[begin Material provided]
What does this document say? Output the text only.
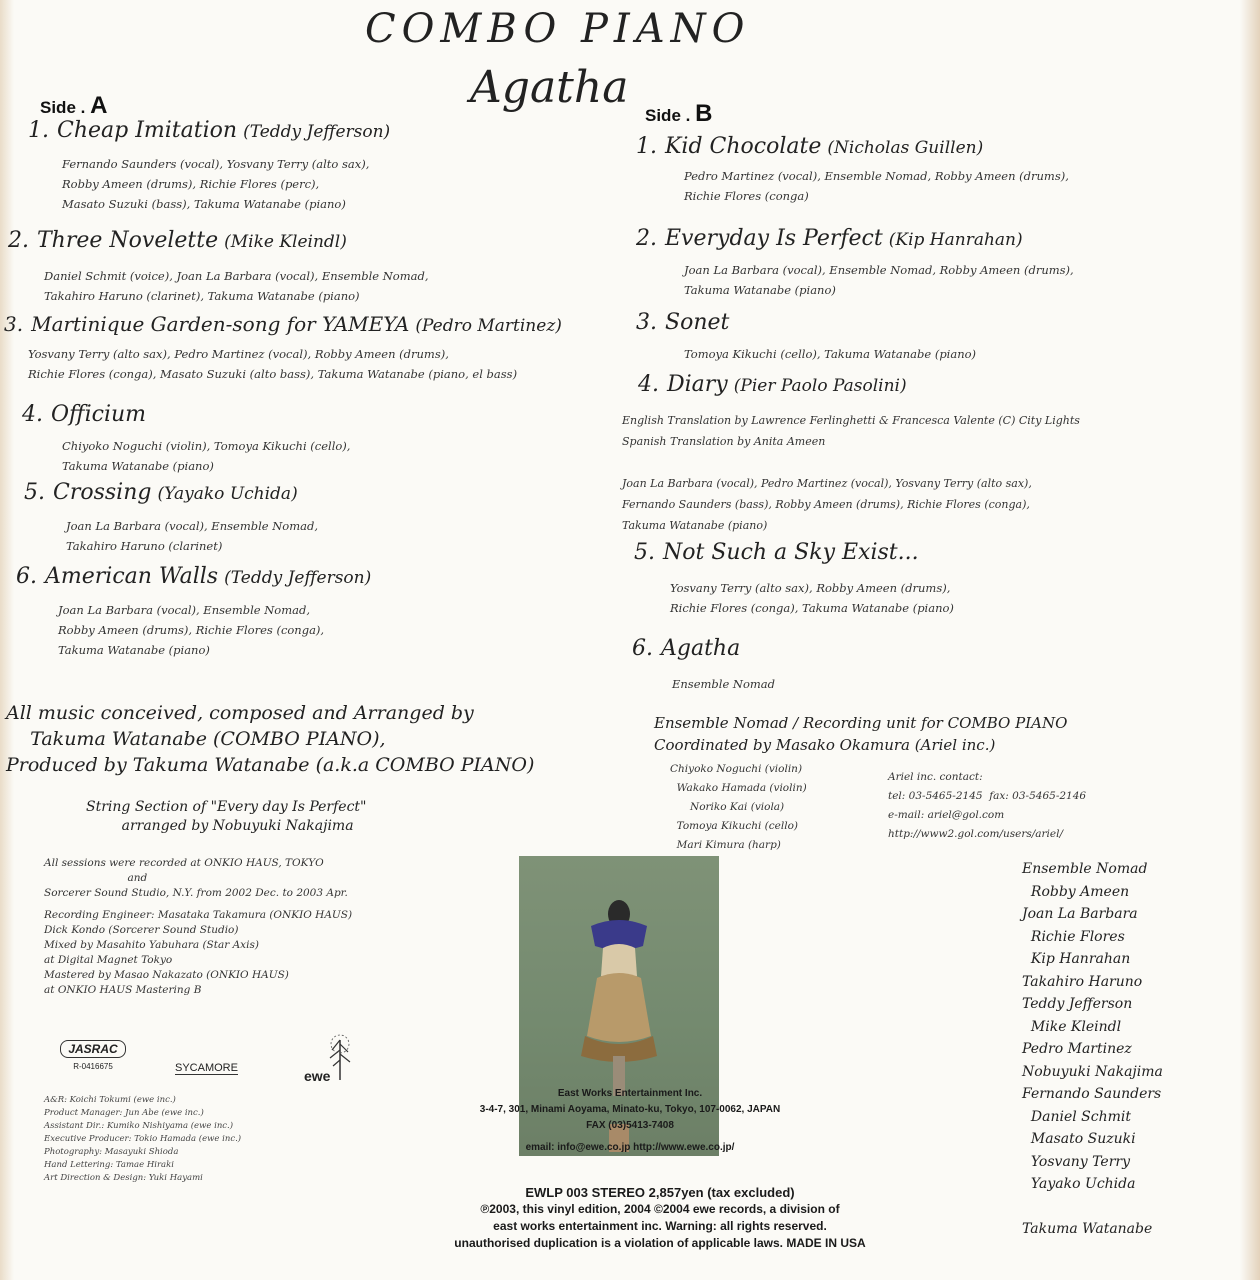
COMBO PIANO
Agatha
Side . A
1. Cheap Imitation (Teddy Jefferson)
Fernando Saunders (vocal), Yosvany Terry (alto sax),
Robby Ameen (drums), Richie Flores (perc),
Masato Suzuki (bass), Takuma Watanabe (piano)
2. Three Novelette (Mike Kleindl)
Daniel Schmit (voice), Joan La Barbara (vocal), Ensemble Nomad,
Takahiro Haruno (clarinet), Takuma Watanabe (piano)
3. Martinique Garden-song for YAMEYA (Pedro Martinez)
Yosvany Terry (alto sax), Pedro Martinez (vocal), Robby Ameen (drums),
Richie Flores (conga), Masato Suzuki (alto bass), Takuma Watanabe (piano, el bass)
4. Officium
Chiyoko Noguchi (violin), Tomoya Kikuchi (cello),
Takuma Watanabe (piano)
5. Crossing (Yayako Uchida)
Joan La Barbara (vocal), Ensemble Nomad,
Takahiro Haruno (clarinet)
6. American Walls (Teddy Jefferson)
Joan La Barbara (vocal), Ensemble Nomad,
Robby Ameen (drums), Richie Flores (conga),
Takuma Watanabe (piano)
All music conceived, composed and Arranged by
Takuma Watanabe (COMBO PIANO),
Produced by Takuma Watanabe (a.k.a COMBO PIANO)
String Section of "Every day Is Perfect"
arranged by Nobuyuki Nakajima
All sessions were recorded at ONKIO HAUS, TOKYO
and
Sorcerer Sound Studio, N.Y. from 2002 Dec. to 2003 Apr.
Recording Engineer: Masataka Takamura (ONKIO HAUS)
Dick Kondo (Sorcerer Sound Studio)
Mixed by Masahito Yabuhara (Star Axis)
at Digital Magnet Tokyo
Mastered by Masao Nakazato (ONKIO HAUS)
at ONKIO HAUS Mastering B
A&R: Koichi Tokumi (ewe inc.)
Product Manager: Jun Abe (ewe inc.)
Assistant Dir.: Kumiko Nishiyama (ewe inc.)
Executive Producer: Tokio Hamada (ewe inc.)
Photography: Masayuki Shioda
Hand Lettering: Tamae Hiraki
Art Direction & Design: Yuki Hayami
JASRAC
R-0416675	SYCAMORE	ewe
Side . B
1. Kid Chocolate (Nicholas Guillen)
Pedro Martinez (vocal), Ensemble Nomad, Robby Ameen (drums),
Richie Flores (conga)
2. Everyday Is Perfect (Kip Hanrahan)
Joan La Barbara (vocal), Ensemble Nomad, Robby Ameen (drums),
Takuma Watanabe (piano)
3. Sonet
Tomoya Kikuchi (cello), Takuma Watanabe (piano)
4. Diary (Pier Paolo Pasolini)
English Translation by Lawrence Ferlinghetti & Francesca Valente (C) City Lights
Spanish Translation by Anita Ameen

Joan La Barbara (vocal), Pedro Martinez (vocal), Yosvany Terry (alto sax),
Fernando Saunders (bass), Robby Ameen (drums), Richie Flores (conga),
Takuma Watanabe (piano)
5. Not Such a Sky Exist...
Yosvany Terry (alto sax), Robby Ameen (drums),
Richie Flores (conga), Takuma Watanabe (piano)
6. Agatha
Ensemble Nomad
Ensemble Nomad / Recording unit for COMBO PIANO
Coordinated by Masako Okamura (Ariel inc.)
Chiyoko Noguchi (violin)
Wakako Hamada (violin)
Noriko Kai (viola)
Tomoya Kikuchi (cello)
Mari Kimura (harp)
Ariel inc. contact:
tel: 03-5465-2145  fax: 03-5465-2146
e-mail: ariel@gol.com
http://www2.gol.com/users/ariel/
Ensemble Nomad
Robby Ameen
Joan La Barbara
Richie Flores
Kip Hanrahan
Takahiro Haruno
Teddy Jefferson
Mike Kleindl
Pedro Martinez
Nobuyuki Nakajima
Fernando Saunders
Daniel Schmit
Masato Suzuki
Yosvany Terry
Yayako Uchida

Takuma Watanabe
East Works Entertainment Inc.
3-4-7, 301, Minami Aoyama, Minato-ku, Tokyo, 107-0062, JAPAN
FAX (03)5413-7408
email: info@ewe.co.jp http://www.ewe.co.jp/
EWLP 003 STEREO 2,857yen (tax excluded)
℗2003, this vinyl edition, 2004 ©2004 ewe records, a division of
east works entertainment inc. Warning: all rights reserved.
unauthorised duplication is a violation of applicable laws. MADE IN USA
[end Material provided]
Return, from the data, each line that has the word "conga" in it.

• **Response**
Richie Flores (conga), Masato Suzuki (alto bass), Takuma Watanabe (piano, el bass)
Robby Ameen (drums), Richie Flores (conga),
Richie Flores (conga)
Fernando Saunders (bass), Robby Ameen (drums), Richie Flores (conga),
Richie Flores (conga), Takuma Watanabe (piano)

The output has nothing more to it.